▸ TASK TO COMPLETE
Retype each line of the material exactly, please, skipping any picture in it.

▸ DATASET CONTENT
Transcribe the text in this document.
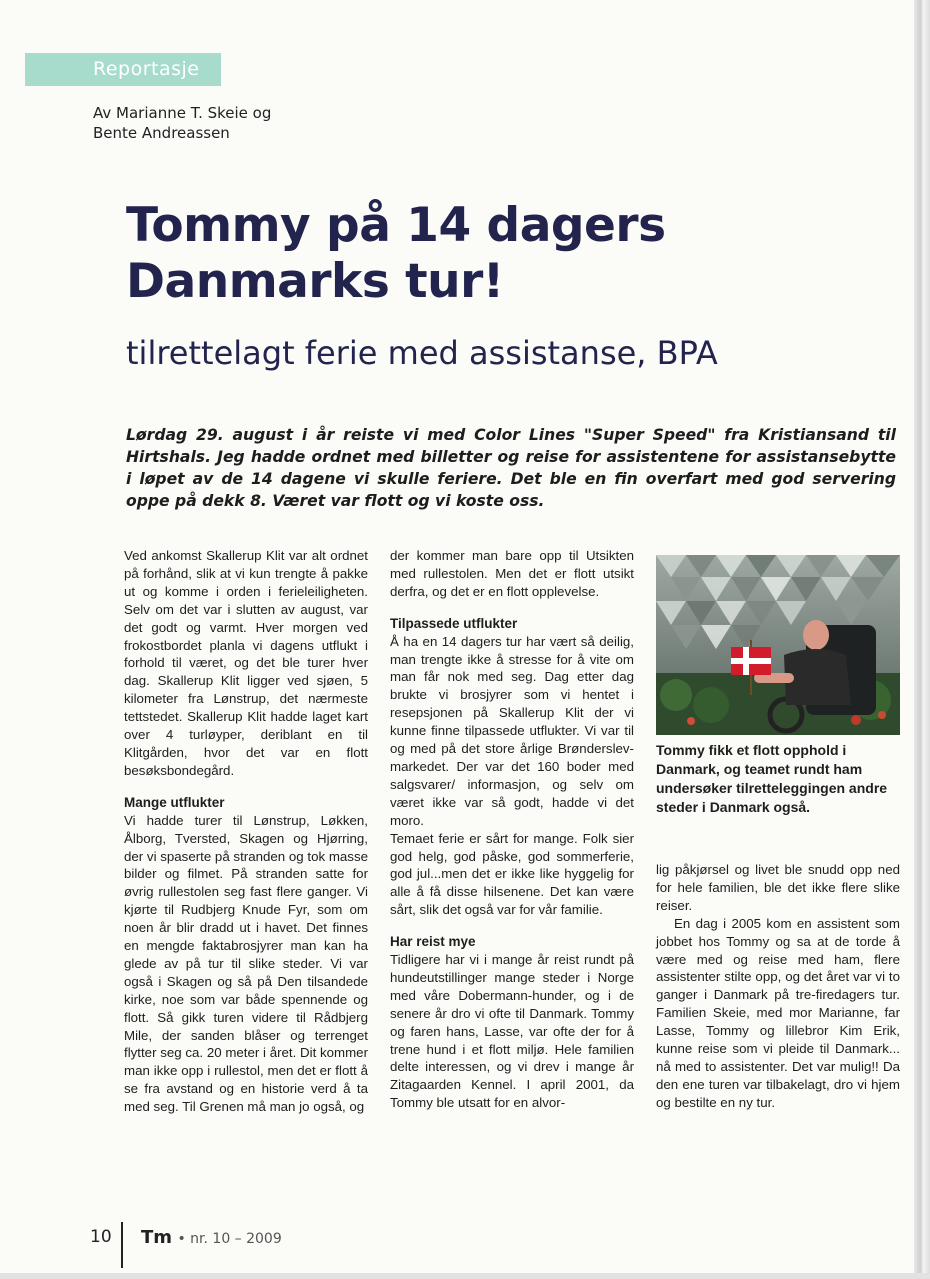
Reportasje
Av Marianne T. Skeie og
Bente Andreassen
Tommy på 14 dagers
Danmarks tur!
tilrettelagt ferie med assistanse, BPA
Lørdag 29. august i år reiste vi med Color Lines "Super Speed" fra Kristiansand til Hirtshals. Jeg hadde ordnet med billetter og reise for assistentene for assistansebytte i løpet av de 14 dagene vi skulle feriere. Det ble en fin overfart med god servering oppe på dekk 8. Været var flott og vi koste oss.

Ved ankomst Skallerup Klit var alt ordnet på forhånd, slik at vi kun trengte å pakke ut og komme i orden i ferieleiligheten. Selv om det var i slutten av august, var det godt og varmt. Hver morgen ved frokostbordet planla vi dagens utflukt i forhold til været, og det ble turer hver dag. Skallerup Klit ligger ved sjøen, 5 kilometer fra Lønstrup, det nærmeste tettstedet. Skallerup Klit hadde laget kart over 4 turløyper, deriblant en til Klitgården, hvor det var en flott besøksbondegård.

Mange utflukter

Vi hadde turer til Lønstrup, Løkken, Ålborg, Tversted, Skagen og Hjørring, der vi spaserte på stranden og tok masse bilder og filmet. På stranden satte for øvrig rullestolen seg fast flere ganger. Vi kjørte til Rudbjerg Knude Fyr, som om noen år blir dradd ut i havet. Det finnes en mengde faktabrosjyrer man kan ha glede av på tur til slike steder. Vi var også i Skagen og så på Den tilsandede kirke, noe som var både spennende og flott. Så gikk turen videre til Rådbjerg Mile, der sanden blåser og terrenget flytter seg ca. 20 meter i året. Dit kommer man ikke opp i rullestol, men det er flott å se fra avstand og en historie verd å ta med seg. Til Grenen må man jo også, og

der kommer man bare opp til Utsikten med rullestolen. Men det er flott utsikt derfra, og det er en flott opplevelse.

Tilpassede utflukter

Å ha en 14 dagers tur har vært så deilig, man trengte ikke å stresse for å vite om man får nok med seg. Dag etter dag brukte vi brosjyrer som vi hentet i resepsjonen på Skallerup Klit der vi kunne finne tilpassede utflukter. Vi var til og med på det store årlige Brønderslev-markedet. Der var det 160 boder med salgsvarer/ informasjon, og selv om været ikke var så godt, hadde vi det moro.

Temaet ferie er sårt for mange. Folk sier god helg, god påske, god sommerferie, god jul...men det er ikke like hyggelig for alle å få disse hilsenene. Det kan være sårt, slik det også var for vår familie.

Har reist mye

Tidligere har vi i mange år reist rundt på hundeutstillinger mange steder i Norge med våre Dobermann-hunder, og i de senere år dro vi ofte til Danmark. Tommy og faren hans, Lasse, var ofte der for å trene hund i et flott miljø. Hele familien delte interessen, og vi drev i mange år Zitagaarden Kennel. I april 2001, da Tommy ble utsatt for en alvor-

Tommy fikk et flott opphold i Danmark, og teamet rundt ham undersøker tilretteleggingen andre steder i Danmark også.

lig påkjørsel og livet ble snudd opp ned for hele familien, ble det ikke flere slike reiser.

En dag i 2005 kom en assistent som jobbet hos Tommy og sa at de torde å være med og reise med ham, flere assistenter stilte opp, og det året var vi to ganger i Danmark på tre-firedagers tur. Familien Skeie, med mor Marianne, far Lasse, Tommy og lillebror Kim Erik, kunne reise som vi pleide til Danmark... nå med to assistenter. Det var mulig!! Da den ene turen var tilbakelagt, dro vi hjem og bestilte en ny tur.

10 Tm • nr. 10 – 2009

▸ SOLUTION TO THIS EXERCISE
Transcribe the text in this document.
Reportasje
Av Marianne T. Skeie og
Bente Andreassen
Tommy på 14 dagers
Danmarks tur!
tilrettelagt ferie med assistanse, BPA
Lørdag 29. august i år reiste vi med Color Lines "Super Speed" fra Kristiansand til Hirtshals. Jeg hadde ordnet med billetter og reise for assistentene for assistansebytte i løpet av de 14 dagene vi skulle feriere. Det ble en fin overfart med god servering oppe på dekk 8. Været var flott og vi koste oss.

Ved ankomst Skallerup Klit var alt ordnet på forhånd, slik at vi kun trengte å pakke ut og komme i orden i ferieleiligheten. Selv om det var i slutten av august, var det godt og varmt. Hver morgen ved frokostbordet planla vi dagens utflukt i forhold til været, og det ble turer hver dag. Skallerup Klit ligger ved sjøen, 5 kilometer fra Lønstrup, det nærmeste tettstedet. Skallerup Klit hadde laget kart over 4 turløyper, deriblant en til Klitgården, hvor det var en flott besøksbondegård.

Mange utflukter

Vi hadde turer til Lønstrup, Løkken, Ålborg, Tversted, Skagen og Hjørring, der vi spaserte på stranden og tok masse bilder og filmet. På stranden satte for øvrig rullestolen seg fast flere ganger. Vi kjørte til Rudbjerg Knude Fyr, som om noen år blir dradd ut i havet. Det finnes en mengde faktabrosjyrer man kan ha glede av på tur til slike steder. Vi var også i Skagen og så på Den tilsandede kirke, noe som var både spennende og flott. Så gikk turen videre til Rådbjerg Mile, der sanden blåser og terrenget flytter seg ca. 20 meter i året. Dit kommer man ikke opp i rullestol, men det er flott å se fra avstand og en historie verd å ta med seg. Til Grenen må man jo også, og

der kommer man bare opp til Utsikten med rullestolen. Men det er flott utsikt derfra, og det er en flott opplevelse.

Tilpassede utflukter

Å ha en 14 dagers tur har vært så deilig, man trengte ikke å stresse for å vite om man får nok med seg. Dag etter dag brukte vi brosjyrer som vi hentet i resepsjonen på Skallerup Klit der vi kunne finne tilpassede utflukter. Vi var til og med på det store årlige Brønderslev-markedet. Der var det 160 boder med salgsvarer/ informasjon, og selv om været ikke var så godt, hadde vi det moro.

Temaet ferie er sårt for mange. Folk sier god helg, god påske, god sommerferie, god jul...men det er ikke like hyggelig for alle å få disse hilsenene. Det kan være sårt, slik det også var for vår familie.

Har reist mye

Tidligere har vi i mange år reist rundt på hundeutstillinger mange steder i Norge med våre Dobermann-hunder, og i de senere år dro vi ofte til Danmark. Tommy og faren hans, Lasse, var ofte der for å trene hund i et flott miljø. Hele familien delte interessen, og vi drev i mange år Zitagaarden Kennel. I april 2001, da Tommy ble utsatt for en alvor-

Tommy fikk et flott opphold i Danmark, og teamet rundt ham undersøker tilretteleggingen andre steder i Danmark også.

lig påkjørsel og livet ble snudd opp ned for hele familien, ble det ikke flere slike reiser.

En dag i 2005 kom en assistent som jobbet hos Tommy og sa at de torde å være med og reise med ham, flere assistenter stilte opp, og det året var vi to ganger i Danmark på tre-firedagers tur. Familien Skeie, med mor Marianne, far Lasse, Tommy og lillebror Kim Erik, kunne reise som vi pleide til Danmark... nå med to assistenter. Det var mulig!! Da den ene turen var tilbakelagt, dro vi hjem og bestilte en ny tur.

10 Tm • nr. 10 – 2009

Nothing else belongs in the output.